(Rows from a figure dataset)

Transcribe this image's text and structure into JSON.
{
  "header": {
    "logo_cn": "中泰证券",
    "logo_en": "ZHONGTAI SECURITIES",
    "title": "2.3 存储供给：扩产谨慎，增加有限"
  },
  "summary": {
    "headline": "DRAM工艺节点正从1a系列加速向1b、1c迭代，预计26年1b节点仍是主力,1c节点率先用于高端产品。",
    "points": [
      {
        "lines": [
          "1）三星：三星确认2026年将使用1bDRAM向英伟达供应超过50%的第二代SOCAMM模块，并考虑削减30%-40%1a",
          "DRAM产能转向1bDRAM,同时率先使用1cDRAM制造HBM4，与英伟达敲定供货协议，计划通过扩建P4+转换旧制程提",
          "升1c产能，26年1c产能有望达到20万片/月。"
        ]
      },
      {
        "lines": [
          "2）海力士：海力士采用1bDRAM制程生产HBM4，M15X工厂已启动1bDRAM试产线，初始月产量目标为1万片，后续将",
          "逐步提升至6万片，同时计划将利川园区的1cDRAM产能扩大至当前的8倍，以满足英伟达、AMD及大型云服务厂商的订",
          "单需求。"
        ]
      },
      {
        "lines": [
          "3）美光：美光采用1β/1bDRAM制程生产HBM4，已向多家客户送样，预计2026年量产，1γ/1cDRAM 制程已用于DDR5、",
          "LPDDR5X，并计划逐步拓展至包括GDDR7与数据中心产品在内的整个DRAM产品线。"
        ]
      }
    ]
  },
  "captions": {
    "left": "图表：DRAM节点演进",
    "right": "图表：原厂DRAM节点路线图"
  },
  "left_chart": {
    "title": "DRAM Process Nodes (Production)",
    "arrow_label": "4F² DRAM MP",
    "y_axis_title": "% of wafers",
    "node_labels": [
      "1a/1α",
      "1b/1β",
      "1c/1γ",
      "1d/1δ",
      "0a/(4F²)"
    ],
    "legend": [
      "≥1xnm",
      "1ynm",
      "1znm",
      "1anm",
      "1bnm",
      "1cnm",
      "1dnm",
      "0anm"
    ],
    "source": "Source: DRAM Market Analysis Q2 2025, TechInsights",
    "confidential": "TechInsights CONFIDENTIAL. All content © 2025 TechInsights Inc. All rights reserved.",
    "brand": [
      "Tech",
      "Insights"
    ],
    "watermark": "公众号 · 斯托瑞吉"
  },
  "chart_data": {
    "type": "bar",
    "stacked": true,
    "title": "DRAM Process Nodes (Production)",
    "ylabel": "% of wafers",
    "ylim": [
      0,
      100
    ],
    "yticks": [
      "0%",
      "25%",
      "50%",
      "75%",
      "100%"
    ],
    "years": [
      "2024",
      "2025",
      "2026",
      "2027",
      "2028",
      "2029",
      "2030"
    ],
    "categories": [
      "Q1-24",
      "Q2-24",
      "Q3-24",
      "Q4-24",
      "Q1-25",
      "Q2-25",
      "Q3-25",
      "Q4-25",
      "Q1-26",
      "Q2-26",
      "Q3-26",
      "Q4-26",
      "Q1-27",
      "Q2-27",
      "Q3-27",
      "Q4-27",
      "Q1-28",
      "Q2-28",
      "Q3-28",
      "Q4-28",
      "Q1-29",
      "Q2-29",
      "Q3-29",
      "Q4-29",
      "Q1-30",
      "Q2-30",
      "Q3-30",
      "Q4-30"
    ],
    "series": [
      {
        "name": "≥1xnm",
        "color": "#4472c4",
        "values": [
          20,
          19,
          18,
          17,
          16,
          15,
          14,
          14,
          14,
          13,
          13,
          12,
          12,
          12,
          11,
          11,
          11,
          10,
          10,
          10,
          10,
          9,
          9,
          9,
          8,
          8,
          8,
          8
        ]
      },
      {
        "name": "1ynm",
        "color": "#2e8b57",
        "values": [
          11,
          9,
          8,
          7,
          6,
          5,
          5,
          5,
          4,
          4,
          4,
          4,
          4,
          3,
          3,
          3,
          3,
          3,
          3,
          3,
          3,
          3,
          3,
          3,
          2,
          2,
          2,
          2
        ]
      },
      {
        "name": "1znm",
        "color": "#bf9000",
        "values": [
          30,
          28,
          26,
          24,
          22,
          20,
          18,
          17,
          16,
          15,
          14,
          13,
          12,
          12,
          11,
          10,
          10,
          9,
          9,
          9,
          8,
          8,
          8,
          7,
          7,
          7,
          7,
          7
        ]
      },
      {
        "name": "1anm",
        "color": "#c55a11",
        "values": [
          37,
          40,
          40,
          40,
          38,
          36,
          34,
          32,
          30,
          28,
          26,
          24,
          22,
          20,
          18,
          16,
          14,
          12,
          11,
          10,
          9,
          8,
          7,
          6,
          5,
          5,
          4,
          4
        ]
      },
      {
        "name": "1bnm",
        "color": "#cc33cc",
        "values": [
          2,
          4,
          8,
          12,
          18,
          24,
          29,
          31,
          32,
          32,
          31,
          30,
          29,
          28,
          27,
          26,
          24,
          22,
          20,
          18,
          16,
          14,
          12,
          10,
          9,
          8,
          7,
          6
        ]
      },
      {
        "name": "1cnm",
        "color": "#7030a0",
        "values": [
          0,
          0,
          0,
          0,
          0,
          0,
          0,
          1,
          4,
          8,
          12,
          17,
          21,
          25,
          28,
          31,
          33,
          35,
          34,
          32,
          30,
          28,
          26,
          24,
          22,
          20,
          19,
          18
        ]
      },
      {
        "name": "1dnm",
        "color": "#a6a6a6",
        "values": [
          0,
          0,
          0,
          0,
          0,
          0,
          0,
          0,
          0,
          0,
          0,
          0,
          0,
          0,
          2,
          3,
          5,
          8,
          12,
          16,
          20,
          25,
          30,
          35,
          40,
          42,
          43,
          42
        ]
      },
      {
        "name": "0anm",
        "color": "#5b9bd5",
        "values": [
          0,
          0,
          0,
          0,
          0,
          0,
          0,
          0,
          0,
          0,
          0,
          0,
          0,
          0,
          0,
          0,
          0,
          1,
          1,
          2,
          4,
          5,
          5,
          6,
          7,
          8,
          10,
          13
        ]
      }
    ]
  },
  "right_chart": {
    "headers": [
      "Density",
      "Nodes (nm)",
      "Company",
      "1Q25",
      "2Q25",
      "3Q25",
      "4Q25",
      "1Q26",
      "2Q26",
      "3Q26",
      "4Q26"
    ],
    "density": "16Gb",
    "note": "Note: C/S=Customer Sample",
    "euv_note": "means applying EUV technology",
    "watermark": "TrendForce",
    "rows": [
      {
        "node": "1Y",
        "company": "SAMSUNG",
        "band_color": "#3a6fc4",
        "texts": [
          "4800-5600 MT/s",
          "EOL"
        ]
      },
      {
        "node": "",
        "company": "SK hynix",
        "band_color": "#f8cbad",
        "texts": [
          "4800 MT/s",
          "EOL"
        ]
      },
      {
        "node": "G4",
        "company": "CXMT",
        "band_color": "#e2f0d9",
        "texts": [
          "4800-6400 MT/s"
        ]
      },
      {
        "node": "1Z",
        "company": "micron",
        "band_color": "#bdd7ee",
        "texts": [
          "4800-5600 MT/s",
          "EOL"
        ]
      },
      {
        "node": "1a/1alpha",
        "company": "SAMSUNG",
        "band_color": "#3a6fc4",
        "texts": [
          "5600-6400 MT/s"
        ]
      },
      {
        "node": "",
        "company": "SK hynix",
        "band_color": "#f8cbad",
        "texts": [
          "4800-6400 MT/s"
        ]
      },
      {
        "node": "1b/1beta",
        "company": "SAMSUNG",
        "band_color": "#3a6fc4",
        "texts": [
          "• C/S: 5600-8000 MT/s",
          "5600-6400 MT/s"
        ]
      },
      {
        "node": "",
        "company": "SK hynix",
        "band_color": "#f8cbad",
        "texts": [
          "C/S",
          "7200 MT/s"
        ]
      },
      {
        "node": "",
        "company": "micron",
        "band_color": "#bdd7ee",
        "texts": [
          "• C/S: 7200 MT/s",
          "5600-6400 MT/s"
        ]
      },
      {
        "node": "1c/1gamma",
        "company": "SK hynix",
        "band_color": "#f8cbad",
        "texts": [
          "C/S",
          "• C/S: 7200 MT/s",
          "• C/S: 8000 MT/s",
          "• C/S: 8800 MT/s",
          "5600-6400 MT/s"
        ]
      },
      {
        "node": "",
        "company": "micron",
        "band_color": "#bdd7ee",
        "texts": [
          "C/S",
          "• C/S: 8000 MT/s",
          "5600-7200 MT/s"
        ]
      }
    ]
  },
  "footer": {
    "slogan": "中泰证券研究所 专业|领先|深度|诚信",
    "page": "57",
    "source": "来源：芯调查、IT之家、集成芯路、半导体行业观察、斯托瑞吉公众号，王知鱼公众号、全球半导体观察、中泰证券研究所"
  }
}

PROMPT → Going through the lines above one by one, tally those with the word "watermark" and give only the total.

EXPECTED ANSWER → 2